▶ _Instructions for the task_
Some lines in the records below may hold the word "возможности"; give the number of those lines and nothing else.

▶ _Input_

#####

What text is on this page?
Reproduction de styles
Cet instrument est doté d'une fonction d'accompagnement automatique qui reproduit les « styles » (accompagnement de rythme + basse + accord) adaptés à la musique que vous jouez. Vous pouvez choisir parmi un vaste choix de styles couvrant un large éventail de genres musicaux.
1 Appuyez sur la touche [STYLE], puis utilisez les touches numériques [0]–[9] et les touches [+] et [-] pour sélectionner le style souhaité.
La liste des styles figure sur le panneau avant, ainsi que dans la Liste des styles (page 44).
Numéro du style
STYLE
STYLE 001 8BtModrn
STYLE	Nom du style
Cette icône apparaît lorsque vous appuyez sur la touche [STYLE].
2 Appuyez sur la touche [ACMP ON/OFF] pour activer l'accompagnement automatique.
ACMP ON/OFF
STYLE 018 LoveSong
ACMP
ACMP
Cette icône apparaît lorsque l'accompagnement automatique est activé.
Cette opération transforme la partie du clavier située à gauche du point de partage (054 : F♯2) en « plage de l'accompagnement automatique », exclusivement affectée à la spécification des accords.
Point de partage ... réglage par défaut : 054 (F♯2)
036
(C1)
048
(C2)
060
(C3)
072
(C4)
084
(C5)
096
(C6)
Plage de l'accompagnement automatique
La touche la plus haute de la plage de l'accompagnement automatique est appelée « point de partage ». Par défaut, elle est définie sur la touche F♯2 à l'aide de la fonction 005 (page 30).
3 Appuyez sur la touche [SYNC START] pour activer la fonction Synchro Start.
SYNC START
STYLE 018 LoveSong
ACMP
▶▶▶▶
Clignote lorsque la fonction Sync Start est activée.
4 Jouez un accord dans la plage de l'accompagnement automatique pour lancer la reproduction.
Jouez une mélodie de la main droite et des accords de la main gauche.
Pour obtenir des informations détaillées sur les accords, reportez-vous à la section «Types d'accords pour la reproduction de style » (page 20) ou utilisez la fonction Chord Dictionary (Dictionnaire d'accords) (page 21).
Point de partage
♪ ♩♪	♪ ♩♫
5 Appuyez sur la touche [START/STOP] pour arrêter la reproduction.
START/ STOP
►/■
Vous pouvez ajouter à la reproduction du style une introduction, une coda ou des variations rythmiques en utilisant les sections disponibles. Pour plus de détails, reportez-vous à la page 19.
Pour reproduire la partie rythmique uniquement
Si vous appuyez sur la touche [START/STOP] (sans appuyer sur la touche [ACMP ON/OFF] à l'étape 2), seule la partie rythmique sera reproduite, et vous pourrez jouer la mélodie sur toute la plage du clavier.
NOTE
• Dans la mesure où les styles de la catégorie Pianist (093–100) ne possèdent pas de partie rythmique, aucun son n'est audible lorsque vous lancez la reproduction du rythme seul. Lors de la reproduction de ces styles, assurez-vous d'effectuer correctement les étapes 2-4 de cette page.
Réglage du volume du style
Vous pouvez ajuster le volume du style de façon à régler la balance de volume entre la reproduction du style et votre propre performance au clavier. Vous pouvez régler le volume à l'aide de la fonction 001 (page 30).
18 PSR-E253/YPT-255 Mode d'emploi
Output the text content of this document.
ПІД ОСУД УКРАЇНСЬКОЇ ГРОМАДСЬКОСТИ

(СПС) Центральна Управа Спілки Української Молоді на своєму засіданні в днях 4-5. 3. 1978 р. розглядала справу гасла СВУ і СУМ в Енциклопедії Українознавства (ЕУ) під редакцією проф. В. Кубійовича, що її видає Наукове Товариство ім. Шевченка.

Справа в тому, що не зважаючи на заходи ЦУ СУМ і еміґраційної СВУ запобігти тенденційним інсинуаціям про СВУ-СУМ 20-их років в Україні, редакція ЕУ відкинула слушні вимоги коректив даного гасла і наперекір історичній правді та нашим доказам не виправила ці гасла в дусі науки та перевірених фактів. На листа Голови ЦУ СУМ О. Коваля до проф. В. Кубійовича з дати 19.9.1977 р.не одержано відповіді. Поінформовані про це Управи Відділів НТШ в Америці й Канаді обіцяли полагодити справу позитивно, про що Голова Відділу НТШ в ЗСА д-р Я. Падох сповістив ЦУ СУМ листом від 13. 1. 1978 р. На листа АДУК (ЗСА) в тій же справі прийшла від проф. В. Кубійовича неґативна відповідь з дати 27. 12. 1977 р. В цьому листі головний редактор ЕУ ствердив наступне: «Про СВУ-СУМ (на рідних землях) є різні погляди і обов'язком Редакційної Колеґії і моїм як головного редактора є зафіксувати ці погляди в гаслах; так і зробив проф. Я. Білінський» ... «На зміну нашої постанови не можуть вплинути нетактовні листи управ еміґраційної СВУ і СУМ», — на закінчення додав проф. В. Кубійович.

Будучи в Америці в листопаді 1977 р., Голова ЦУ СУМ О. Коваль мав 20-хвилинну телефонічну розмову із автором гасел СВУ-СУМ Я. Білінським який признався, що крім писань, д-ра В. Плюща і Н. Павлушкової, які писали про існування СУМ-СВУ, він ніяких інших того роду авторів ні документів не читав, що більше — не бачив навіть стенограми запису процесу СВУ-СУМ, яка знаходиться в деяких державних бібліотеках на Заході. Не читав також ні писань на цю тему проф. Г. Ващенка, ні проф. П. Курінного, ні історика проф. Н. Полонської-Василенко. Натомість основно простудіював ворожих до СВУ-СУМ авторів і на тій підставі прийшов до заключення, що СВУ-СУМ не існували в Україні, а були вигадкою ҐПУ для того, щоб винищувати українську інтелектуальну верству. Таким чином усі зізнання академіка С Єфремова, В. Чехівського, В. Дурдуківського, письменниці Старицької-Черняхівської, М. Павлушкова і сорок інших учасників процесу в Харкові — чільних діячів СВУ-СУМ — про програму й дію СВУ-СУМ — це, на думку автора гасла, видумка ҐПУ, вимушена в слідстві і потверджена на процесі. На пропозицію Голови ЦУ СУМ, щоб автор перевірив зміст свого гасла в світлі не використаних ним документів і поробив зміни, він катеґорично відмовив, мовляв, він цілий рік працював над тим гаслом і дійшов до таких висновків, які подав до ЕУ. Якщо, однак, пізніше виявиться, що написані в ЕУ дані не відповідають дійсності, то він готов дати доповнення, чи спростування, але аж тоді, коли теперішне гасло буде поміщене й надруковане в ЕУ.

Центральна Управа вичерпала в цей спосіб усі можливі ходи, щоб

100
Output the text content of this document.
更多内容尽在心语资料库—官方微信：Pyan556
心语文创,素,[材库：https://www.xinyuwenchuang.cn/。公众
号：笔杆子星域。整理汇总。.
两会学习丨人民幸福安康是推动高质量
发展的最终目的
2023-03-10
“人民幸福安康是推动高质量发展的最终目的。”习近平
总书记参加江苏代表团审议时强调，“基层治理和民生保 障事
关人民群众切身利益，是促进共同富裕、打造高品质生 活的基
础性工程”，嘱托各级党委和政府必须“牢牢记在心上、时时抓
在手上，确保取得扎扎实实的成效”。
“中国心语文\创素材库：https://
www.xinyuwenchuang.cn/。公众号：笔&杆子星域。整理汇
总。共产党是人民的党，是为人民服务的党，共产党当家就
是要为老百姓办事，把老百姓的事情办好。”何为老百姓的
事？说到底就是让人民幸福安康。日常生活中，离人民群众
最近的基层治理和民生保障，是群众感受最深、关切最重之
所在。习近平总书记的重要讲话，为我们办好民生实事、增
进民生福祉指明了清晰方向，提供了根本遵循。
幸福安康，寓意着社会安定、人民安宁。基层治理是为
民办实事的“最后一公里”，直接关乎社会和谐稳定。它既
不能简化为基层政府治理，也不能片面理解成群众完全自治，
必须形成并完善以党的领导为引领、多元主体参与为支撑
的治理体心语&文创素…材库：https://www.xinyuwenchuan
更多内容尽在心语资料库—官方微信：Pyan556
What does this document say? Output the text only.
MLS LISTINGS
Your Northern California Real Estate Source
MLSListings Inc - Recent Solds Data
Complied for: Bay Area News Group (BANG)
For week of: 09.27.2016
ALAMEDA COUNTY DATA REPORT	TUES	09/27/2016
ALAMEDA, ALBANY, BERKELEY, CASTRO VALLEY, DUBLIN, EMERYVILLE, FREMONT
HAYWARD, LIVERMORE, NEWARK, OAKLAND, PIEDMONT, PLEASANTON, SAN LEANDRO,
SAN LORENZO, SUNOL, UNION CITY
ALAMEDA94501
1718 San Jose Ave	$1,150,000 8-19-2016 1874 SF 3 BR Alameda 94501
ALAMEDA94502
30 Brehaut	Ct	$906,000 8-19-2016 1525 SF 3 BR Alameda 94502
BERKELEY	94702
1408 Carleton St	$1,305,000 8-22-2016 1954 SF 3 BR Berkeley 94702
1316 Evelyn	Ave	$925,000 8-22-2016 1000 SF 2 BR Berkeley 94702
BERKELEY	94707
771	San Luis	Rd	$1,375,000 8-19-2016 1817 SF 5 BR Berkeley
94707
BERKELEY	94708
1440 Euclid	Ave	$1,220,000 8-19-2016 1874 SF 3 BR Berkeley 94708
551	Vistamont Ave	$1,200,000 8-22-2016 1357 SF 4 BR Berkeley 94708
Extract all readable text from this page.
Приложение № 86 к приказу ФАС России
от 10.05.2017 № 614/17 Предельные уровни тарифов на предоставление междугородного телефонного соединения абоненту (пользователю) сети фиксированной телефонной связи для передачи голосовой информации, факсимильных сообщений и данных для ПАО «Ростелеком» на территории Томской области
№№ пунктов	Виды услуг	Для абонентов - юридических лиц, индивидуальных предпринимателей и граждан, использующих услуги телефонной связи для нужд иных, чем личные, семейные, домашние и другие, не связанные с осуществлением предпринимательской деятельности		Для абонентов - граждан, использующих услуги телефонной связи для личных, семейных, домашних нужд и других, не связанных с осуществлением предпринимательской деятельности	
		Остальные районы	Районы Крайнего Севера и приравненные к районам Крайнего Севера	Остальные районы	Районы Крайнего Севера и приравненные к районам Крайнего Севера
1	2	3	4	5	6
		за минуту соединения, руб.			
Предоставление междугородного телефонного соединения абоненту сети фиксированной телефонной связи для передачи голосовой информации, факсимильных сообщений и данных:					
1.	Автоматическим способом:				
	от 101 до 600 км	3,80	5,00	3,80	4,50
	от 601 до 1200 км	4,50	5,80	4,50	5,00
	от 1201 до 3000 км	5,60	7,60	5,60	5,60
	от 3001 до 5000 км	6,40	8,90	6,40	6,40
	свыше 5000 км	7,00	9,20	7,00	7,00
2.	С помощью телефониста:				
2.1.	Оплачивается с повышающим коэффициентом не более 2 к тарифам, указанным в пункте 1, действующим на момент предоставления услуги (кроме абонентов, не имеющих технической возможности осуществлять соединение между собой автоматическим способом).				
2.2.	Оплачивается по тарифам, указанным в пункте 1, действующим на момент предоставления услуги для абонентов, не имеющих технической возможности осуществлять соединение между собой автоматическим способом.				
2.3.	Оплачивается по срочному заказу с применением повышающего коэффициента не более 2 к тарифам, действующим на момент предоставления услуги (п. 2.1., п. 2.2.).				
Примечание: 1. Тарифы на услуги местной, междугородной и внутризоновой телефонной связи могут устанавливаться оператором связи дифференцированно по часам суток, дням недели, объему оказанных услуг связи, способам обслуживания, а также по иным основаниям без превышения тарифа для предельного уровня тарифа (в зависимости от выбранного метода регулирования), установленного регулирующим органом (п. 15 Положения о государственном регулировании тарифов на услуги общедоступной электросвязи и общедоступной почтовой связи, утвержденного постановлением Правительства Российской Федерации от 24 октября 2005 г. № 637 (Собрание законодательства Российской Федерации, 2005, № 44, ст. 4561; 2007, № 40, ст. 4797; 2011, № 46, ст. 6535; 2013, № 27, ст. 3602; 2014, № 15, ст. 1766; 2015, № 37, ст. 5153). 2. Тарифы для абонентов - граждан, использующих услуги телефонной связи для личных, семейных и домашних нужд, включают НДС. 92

#####

▶ _Complete answer_
2